Check each line of the records below and collect those holding "ὅλου".

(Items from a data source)
□ □ □ □ □

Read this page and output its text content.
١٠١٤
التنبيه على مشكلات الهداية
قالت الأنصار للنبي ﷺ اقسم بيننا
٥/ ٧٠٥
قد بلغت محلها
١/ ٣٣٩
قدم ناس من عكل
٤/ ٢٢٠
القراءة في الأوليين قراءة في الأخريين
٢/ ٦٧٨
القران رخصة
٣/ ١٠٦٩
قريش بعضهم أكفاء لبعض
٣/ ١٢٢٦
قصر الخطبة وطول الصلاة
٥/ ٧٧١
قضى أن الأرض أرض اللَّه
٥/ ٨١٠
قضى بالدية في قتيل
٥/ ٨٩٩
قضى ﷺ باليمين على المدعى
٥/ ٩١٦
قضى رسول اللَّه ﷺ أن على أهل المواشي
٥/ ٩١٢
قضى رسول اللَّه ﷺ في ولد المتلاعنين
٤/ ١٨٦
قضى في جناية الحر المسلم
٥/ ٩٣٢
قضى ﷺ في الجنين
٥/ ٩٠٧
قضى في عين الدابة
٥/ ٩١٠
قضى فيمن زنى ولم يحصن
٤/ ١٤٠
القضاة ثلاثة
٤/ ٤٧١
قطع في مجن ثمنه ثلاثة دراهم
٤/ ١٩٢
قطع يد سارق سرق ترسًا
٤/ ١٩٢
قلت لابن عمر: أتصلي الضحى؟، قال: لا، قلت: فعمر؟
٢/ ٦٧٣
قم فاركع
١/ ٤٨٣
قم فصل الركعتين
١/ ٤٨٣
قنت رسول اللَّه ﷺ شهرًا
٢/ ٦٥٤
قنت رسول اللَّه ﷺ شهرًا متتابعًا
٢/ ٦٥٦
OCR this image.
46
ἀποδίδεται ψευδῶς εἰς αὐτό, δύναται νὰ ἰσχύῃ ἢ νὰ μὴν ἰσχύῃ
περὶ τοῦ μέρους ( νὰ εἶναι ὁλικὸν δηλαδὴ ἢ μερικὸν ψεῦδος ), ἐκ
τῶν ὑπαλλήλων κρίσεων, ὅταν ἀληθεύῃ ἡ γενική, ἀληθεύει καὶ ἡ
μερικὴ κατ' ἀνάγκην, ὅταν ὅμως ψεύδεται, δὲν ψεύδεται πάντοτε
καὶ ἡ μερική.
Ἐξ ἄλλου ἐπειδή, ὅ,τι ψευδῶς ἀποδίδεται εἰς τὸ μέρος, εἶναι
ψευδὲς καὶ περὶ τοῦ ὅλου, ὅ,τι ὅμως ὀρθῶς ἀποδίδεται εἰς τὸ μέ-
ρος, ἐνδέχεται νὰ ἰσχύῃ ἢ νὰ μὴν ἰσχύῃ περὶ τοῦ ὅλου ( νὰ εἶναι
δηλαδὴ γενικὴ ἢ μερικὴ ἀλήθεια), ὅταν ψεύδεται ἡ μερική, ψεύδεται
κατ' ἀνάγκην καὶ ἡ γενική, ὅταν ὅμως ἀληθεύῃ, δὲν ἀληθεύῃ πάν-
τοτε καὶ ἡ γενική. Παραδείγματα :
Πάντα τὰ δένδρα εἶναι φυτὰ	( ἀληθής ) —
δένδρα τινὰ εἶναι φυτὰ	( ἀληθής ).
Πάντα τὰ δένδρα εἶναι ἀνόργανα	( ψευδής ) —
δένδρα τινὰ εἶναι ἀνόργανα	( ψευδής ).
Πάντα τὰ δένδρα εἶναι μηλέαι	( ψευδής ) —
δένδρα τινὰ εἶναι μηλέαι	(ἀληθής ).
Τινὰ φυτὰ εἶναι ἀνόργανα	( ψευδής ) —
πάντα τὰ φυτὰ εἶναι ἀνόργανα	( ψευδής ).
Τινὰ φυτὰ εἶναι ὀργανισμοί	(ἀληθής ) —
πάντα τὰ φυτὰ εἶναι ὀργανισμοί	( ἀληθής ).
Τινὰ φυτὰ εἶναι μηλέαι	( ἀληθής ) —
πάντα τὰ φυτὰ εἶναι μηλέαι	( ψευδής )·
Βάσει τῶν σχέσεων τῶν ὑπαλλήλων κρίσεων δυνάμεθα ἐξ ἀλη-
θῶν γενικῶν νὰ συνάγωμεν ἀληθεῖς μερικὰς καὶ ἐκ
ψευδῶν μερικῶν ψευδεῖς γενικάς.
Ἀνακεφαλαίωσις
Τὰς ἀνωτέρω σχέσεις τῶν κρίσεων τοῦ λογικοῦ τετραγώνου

□ □ □ □ □

▶ [Result]
ψευδὲς καὶ περὶ τοῦ ὅλου, ὅ,τι ὅμως ὀρθῶς ἀποδίδεται εἰς τὸ μέ-
ρος, ἐνδέχεται νὰ ἰσχύῃ ἢ νὰ μὴν ἰσχύῃ περὶ τοῦ ὅλου ( νὰ εἶναι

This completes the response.